• **OBJECTIVE**:
Format the lines below as a numbered list, leaving out any blank lines.

• **MATERIAL FOR THE TASK**:
----------
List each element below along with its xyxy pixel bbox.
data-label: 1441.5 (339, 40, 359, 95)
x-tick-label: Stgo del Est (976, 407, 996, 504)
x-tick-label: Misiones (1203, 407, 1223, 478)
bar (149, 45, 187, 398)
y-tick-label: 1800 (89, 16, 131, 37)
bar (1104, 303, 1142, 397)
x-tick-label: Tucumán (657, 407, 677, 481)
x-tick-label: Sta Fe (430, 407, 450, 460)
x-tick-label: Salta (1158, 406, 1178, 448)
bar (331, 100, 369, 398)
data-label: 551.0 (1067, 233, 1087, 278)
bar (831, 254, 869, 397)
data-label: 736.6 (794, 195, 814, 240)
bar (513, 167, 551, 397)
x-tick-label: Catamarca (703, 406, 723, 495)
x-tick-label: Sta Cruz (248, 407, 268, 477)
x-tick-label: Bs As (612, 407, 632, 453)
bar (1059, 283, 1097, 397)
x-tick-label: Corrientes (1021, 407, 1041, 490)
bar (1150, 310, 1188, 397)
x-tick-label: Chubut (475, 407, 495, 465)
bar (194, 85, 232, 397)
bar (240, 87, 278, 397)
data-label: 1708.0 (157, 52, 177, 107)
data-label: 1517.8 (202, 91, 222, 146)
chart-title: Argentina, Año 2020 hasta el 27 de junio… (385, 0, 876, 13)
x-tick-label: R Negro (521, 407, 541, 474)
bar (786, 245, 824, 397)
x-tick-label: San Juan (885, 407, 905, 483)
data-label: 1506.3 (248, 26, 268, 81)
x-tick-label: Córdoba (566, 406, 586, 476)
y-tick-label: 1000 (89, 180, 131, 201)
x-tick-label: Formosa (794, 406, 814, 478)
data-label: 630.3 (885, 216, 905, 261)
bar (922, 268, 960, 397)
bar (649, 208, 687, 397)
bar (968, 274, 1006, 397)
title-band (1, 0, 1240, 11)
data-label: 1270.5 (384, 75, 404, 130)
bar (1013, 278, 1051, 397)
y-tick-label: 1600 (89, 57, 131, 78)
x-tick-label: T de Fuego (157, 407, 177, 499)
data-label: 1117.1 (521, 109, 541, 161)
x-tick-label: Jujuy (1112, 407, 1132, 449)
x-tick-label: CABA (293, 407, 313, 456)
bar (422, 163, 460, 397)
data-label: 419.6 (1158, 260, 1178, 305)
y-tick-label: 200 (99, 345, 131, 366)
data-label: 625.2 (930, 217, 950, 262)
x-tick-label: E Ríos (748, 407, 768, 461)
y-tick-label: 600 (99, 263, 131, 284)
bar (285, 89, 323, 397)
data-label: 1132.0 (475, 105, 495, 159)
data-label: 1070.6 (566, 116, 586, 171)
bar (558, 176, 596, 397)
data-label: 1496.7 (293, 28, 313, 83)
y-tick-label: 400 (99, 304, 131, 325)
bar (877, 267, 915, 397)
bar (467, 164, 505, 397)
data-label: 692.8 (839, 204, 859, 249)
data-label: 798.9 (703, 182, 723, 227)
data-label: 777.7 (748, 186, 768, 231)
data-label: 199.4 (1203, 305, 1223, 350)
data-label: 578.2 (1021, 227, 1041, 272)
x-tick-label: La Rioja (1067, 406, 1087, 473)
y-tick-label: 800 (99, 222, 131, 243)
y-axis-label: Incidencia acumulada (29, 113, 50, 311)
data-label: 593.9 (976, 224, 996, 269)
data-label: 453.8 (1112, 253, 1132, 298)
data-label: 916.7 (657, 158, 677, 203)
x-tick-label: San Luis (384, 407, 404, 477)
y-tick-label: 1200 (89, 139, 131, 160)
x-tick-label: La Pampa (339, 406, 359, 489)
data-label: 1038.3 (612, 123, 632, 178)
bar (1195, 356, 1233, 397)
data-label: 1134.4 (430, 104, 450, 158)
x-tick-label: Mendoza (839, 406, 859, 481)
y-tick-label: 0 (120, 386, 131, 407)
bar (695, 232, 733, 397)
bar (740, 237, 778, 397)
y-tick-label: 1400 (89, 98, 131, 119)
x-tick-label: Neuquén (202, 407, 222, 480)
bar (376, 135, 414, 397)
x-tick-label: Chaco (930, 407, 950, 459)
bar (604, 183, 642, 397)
----------
• **CORRECT RESPONSE**:
1. List each element below along with its xyxy pixel bbox.
2. data-label: 1441.5 (339, 40, 359, 95)
3. x-tick-label: Stgo del Est (976, 407, 996, 504)
4. x-tick-label: Misiones (1203, 407, 1223, 478)
5. bar (149, 45, 187, 398)
6. y-tick-label: 1800 (89, 16, 131, 37)
7. bar (1104, 303, 1142, 397)
8. x-tick-label: Tucumán (657, 407, 677, 481)
9. x-tick-label: Sta Fe (430, 407, 450, 460)
10. x-tick-label: Salta (1158, 406, 1178, 448)
11. bar (331, 100, 369, 398)
12. data-label: 551.0 (1067, 233, 1087, 278)
13. bar (831, 254, 869, 397)
14. data-label: 736.6 (794, 195, 814, 240)
15. bar (513, 167, 551, 397)
16. x-tick-label: Catamarca (703, 406, 723, 495)
17. x-tick-label: Sta Cruz (248, 407, 268, 477)
18. x-tick-label: Bs As (612, 407, 632, 453)
19. bar (1059, 283, 1097, 397)
20. x-tick-label: Corrientes (1021, 407, 1041, 490)
21. bar (1150, 310, 1188, 397)
22. x-tick-label: Chubut (475, 407, 495, 465)
23. bar (194, 85, 232, 397)
24. bar (240, 87, 278, 397)
25. data-label: 1708.0 (157, 52, 177, 107)
26. data-label: 1517.8 (202, 91, 222, 146)
27. chart-title: Argentina, Año 2020 hasta el 27 de junio… (385, 0, 876, 13)
28. x-tick-label: R Negro (521, 407, 541, 474)
29. bar (786, 245, 824, 397)
30. x-tick-label: San Juan (885, 407, 905, 483)
31. data-label: 1506.3 (248, 26, 268, 81)
32. x-tick-label: Córdoba (566, 406, 586, 476)
33. y-tick-label: 1000 (89, 180, 131, 201)
34. x-tick-label: Formosa (794, 406, 814, 478)
35. data-label: 630.3 (885, 216, 905, 261)
36. bar (922, 268, 960, 397)
37. bar (649, 208, 687, 397)
38. bar (968, 274, 1006, 397)
39. title-band (1, 0, 1240, 11)
40. data-label: 1270.5 (384, 75, 404, 130)
41. bar (1013, 278, 1051, 397)
42. y-tick-label: 1600 (89, 57, 131, 78)
43. x-tick-label: T de Fuego (157, 407, 177, 499)
44. data-label: 1117.1 (521, 109, 541, 161)
45. x-tick-label: Jujuy (1112, 407, 1132, 449)
46. x-tick-label: CABA (293, 407, 313, 456)
47. bar (422, 163, 460, 397)
48. data-label: 419.6 (1158, 260, 1178, 305)
49. y-tick-label: 200 (99, 345, 131, 366)
50. data-label: 625.2 (930, 217, 950, 262)
51. x-tick-label: E Ríos (748, 407, 768, 461)
52. y-tick-label: 600 (99, 263, 131, 284)
53. bar (285, 89, 323, 397)
54. data-label: 1132.0 (475, 105, 495, 159)
55. data-label: 1070.6 (566, 116, 586, 171)
56. bar (558, 176, 596, 397)
57. data-label: 1496.7 (293, 28, 313, 83)
58. y-tick-label: 400 (99, 304, 131, 325)
59. bar (877, 267, 915, 397)
60. bar (467, 164, 505, 397)
61. data-label: 692.8 (839, 204, 859, 249)
62. data-label: 798.9 (703, 182, 723, 227)
63. data-label: 777.7 (748, 186, 768, 231)
64. data-label: 199.4 (1203, 305, 1223, 350)
65. data-label: 578.2 (1021, 227, 1041, 272)
66. x-tick-label: La Rioja (1067, 406, 1087, 473)
67. y-tick-label: 800 (99, 222, 131, 243)
68. y-axis-label: Incidencia acumulada (29, 113, 50, 311)
69. data-label: 593.9 (976, 224, 996, 269)
70. data-label: 453.8 (1112, 253, 1132, 298)
71. data-label: 916.7 (657, 158, 677, 203)
72. x-tick-label: San Luis (384, 407, 404, 477)
73. y-tick-label: 1200 (89, 139, 131, 160)
74. x-tick-label: La Pampa (339, 406, 359, 489)
75. data-label: 1038.3 (612, 123, 632, 178)
76. bar (1195, 356, 1233, 397)
77. data-label: 1134.4 (430, 104, 450, 158)
78. x-tick-label: Mendoza (839, 406, 859, 481)
79. y-tick-label: 0 (120, 386, 131, 407)
80. bar (695, 232, 733, 397)
81. bar (740, 237, 778, 397)
82. y-tick-label: 1400 (89, 98, 131, 119)
83. x-tick-label: Neuquén (202, 407, 222, 480)
84. bar (376, 135, 414, 397)
85. x-tick-label: Chaco (930, 407, 950, 459)
86. bar (604, 183, 642, 397)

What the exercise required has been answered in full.